What you will do ->
Return the lines below that carry the word "Schijf".

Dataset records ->
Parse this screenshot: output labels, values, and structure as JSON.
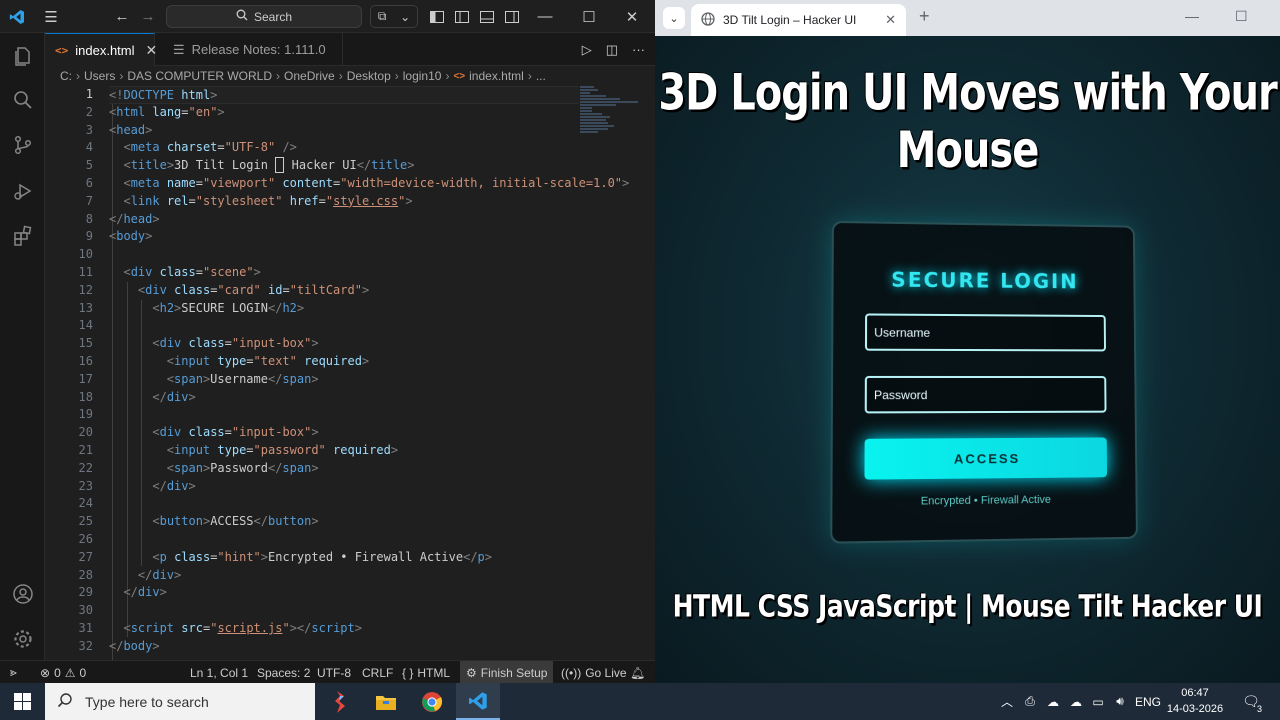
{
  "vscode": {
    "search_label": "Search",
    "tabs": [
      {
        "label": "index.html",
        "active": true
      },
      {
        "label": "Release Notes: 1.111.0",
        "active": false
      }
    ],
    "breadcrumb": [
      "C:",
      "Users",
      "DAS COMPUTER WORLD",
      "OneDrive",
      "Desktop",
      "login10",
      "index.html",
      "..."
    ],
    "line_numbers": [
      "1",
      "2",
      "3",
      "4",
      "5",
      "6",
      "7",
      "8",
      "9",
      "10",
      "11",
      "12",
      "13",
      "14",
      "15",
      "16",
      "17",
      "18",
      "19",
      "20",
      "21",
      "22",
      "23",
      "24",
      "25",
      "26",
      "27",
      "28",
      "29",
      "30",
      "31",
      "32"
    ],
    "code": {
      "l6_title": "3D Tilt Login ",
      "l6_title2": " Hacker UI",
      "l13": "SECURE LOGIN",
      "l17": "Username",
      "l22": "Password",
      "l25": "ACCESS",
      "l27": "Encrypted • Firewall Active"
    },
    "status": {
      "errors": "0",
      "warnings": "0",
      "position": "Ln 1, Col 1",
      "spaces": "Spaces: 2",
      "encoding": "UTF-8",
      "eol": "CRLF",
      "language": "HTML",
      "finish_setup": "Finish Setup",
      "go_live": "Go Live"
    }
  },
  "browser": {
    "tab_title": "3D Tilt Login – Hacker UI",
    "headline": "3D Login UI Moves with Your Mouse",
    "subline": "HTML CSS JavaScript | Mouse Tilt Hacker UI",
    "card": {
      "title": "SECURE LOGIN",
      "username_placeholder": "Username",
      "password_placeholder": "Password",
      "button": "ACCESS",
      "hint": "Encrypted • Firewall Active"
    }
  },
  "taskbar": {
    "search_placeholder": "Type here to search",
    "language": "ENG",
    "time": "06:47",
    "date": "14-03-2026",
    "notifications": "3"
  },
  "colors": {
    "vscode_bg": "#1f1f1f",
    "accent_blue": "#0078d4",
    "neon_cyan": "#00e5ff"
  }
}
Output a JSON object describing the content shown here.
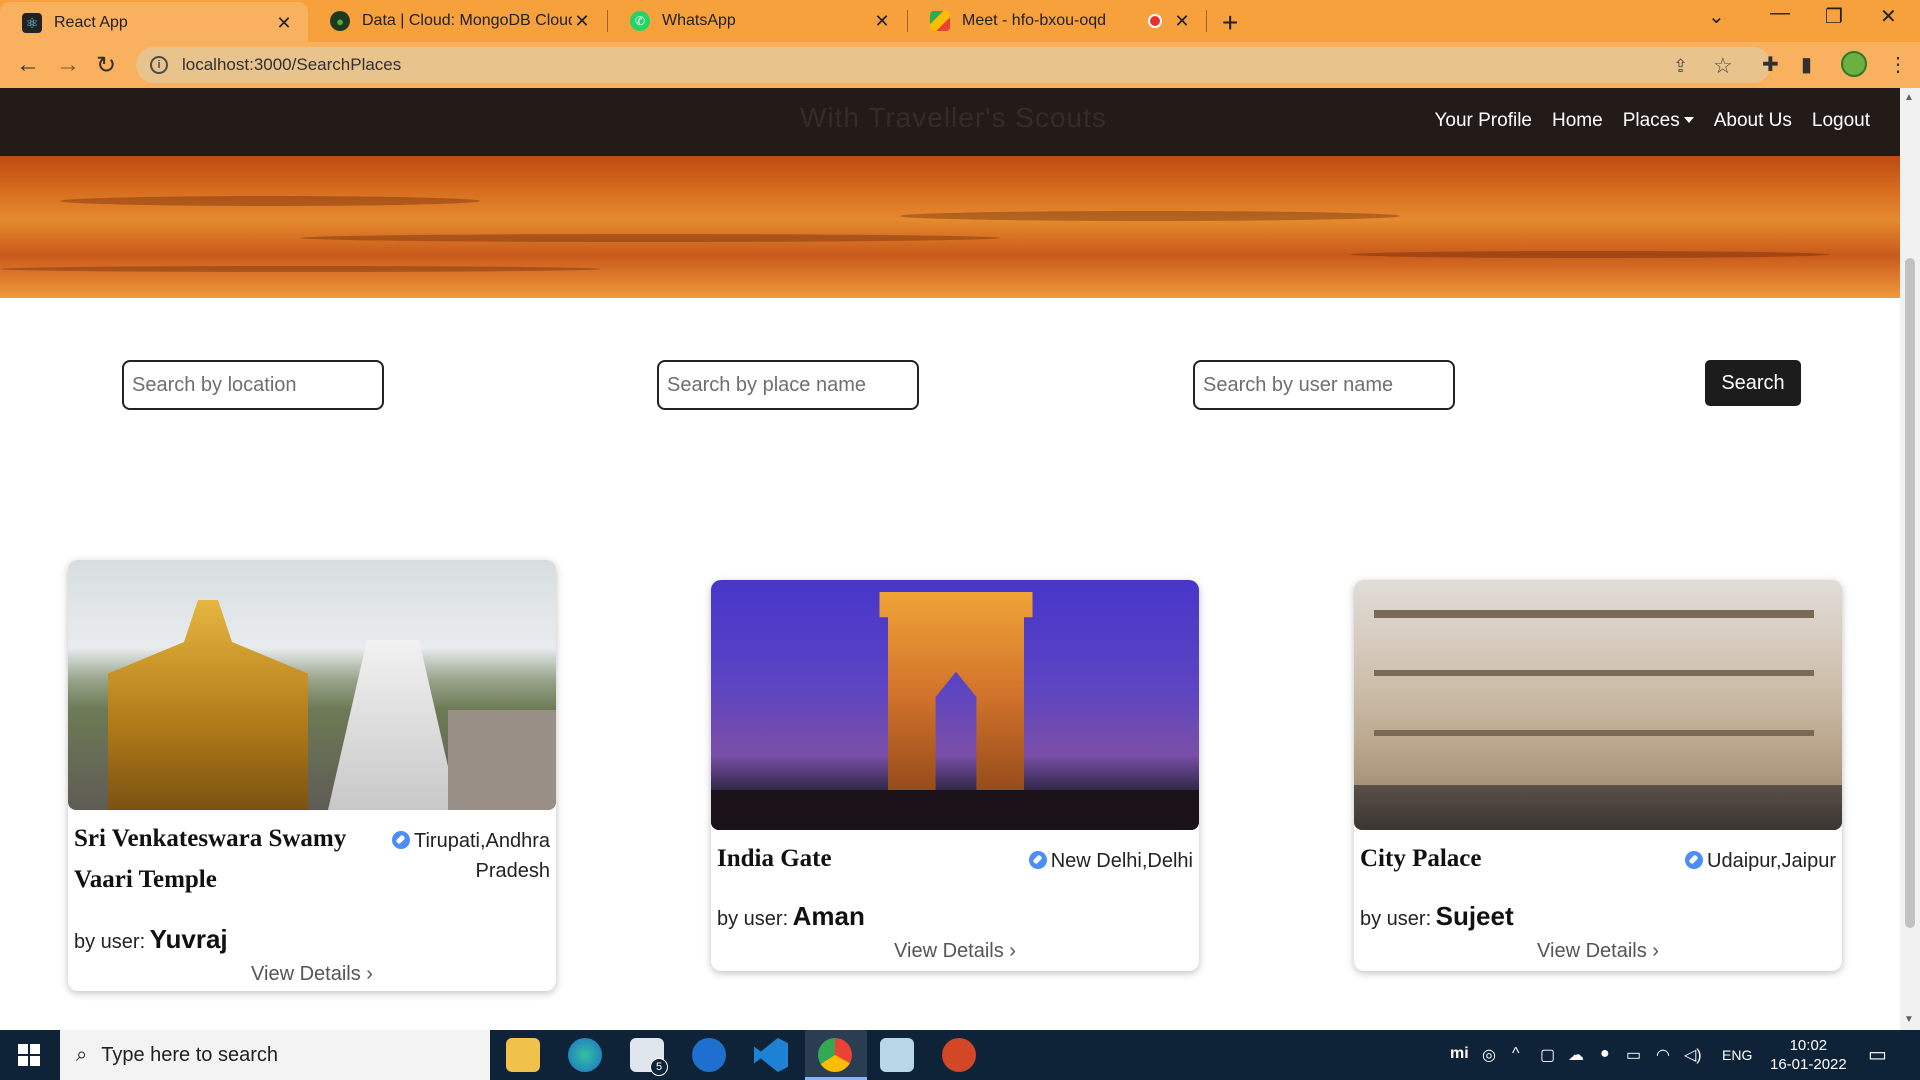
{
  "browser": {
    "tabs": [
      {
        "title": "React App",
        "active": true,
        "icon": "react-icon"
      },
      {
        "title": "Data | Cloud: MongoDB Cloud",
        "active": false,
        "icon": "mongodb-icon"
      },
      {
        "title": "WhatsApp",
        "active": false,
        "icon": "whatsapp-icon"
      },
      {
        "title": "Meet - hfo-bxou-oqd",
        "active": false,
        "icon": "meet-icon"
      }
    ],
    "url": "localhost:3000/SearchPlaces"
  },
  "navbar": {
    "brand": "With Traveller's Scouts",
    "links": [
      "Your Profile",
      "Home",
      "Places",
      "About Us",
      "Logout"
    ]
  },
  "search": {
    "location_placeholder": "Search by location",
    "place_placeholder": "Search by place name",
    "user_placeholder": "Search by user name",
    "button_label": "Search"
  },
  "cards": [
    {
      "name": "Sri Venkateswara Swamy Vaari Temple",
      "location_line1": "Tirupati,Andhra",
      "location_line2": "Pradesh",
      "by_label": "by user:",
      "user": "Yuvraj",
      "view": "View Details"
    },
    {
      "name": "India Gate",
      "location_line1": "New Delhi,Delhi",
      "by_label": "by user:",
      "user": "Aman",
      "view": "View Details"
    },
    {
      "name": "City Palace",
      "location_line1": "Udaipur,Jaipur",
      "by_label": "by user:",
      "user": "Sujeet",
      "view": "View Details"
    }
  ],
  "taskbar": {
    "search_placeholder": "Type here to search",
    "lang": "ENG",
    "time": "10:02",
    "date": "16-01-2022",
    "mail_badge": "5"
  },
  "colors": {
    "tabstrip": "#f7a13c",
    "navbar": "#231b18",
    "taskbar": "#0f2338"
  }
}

---

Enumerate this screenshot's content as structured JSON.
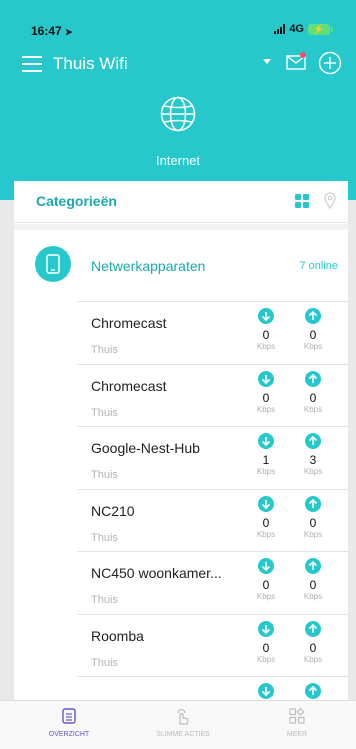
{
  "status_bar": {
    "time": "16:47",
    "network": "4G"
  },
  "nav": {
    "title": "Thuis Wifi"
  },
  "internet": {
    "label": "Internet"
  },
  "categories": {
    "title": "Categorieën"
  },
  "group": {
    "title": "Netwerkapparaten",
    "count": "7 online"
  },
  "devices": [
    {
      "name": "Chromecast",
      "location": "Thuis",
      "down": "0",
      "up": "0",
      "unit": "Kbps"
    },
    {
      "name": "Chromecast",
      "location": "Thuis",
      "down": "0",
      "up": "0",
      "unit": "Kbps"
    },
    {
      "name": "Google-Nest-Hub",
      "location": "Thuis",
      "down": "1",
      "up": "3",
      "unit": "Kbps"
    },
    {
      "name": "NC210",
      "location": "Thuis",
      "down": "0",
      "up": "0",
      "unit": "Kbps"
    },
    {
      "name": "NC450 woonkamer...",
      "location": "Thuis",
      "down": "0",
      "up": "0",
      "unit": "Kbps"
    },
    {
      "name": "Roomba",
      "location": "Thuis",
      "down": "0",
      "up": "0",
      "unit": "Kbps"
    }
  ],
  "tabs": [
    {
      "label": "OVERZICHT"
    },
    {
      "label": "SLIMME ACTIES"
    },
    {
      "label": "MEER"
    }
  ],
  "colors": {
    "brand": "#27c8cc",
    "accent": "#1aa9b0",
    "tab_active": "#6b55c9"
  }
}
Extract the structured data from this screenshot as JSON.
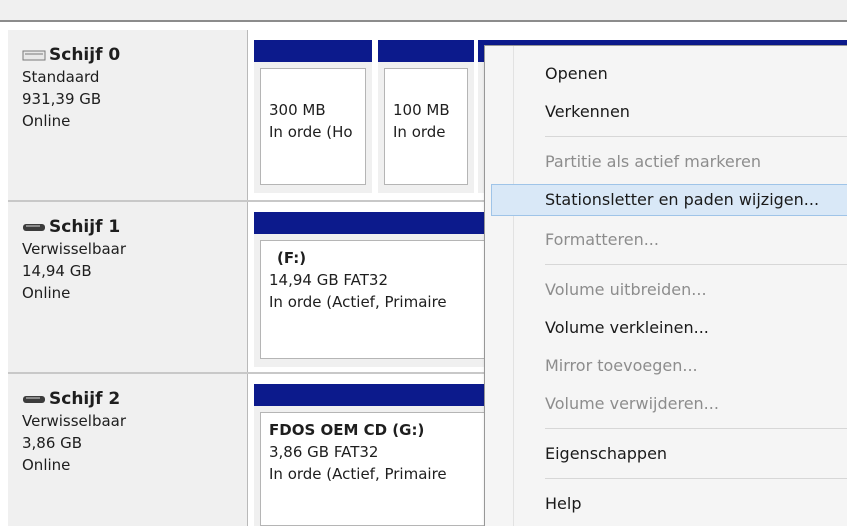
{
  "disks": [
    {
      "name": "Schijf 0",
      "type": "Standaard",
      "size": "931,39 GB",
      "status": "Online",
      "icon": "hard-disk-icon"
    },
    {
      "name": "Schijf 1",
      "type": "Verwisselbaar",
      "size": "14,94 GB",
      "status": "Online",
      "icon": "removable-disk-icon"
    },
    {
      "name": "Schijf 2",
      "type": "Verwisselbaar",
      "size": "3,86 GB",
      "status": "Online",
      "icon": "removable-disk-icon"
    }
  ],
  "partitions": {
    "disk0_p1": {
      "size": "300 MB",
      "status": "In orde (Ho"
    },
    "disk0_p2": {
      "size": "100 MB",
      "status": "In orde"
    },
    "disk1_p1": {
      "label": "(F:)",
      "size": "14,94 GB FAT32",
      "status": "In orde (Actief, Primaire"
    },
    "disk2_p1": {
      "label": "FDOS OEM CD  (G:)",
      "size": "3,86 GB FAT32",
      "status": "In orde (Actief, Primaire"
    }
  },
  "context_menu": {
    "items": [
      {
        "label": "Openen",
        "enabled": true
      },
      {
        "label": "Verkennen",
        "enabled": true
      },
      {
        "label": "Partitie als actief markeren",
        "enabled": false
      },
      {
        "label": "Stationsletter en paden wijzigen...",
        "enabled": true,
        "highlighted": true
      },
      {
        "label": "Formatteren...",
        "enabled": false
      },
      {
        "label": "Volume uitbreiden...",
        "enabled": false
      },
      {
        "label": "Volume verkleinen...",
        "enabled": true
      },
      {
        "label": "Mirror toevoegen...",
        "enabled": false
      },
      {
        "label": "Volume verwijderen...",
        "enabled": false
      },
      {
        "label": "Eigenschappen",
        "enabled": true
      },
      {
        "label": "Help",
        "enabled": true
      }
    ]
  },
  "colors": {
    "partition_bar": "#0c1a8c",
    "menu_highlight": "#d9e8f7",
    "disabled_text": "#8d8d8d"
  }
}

Exercise result ->
      "name": "Schijf 0",
      "name": "Schijf 1",
      "name": "Schijf 2",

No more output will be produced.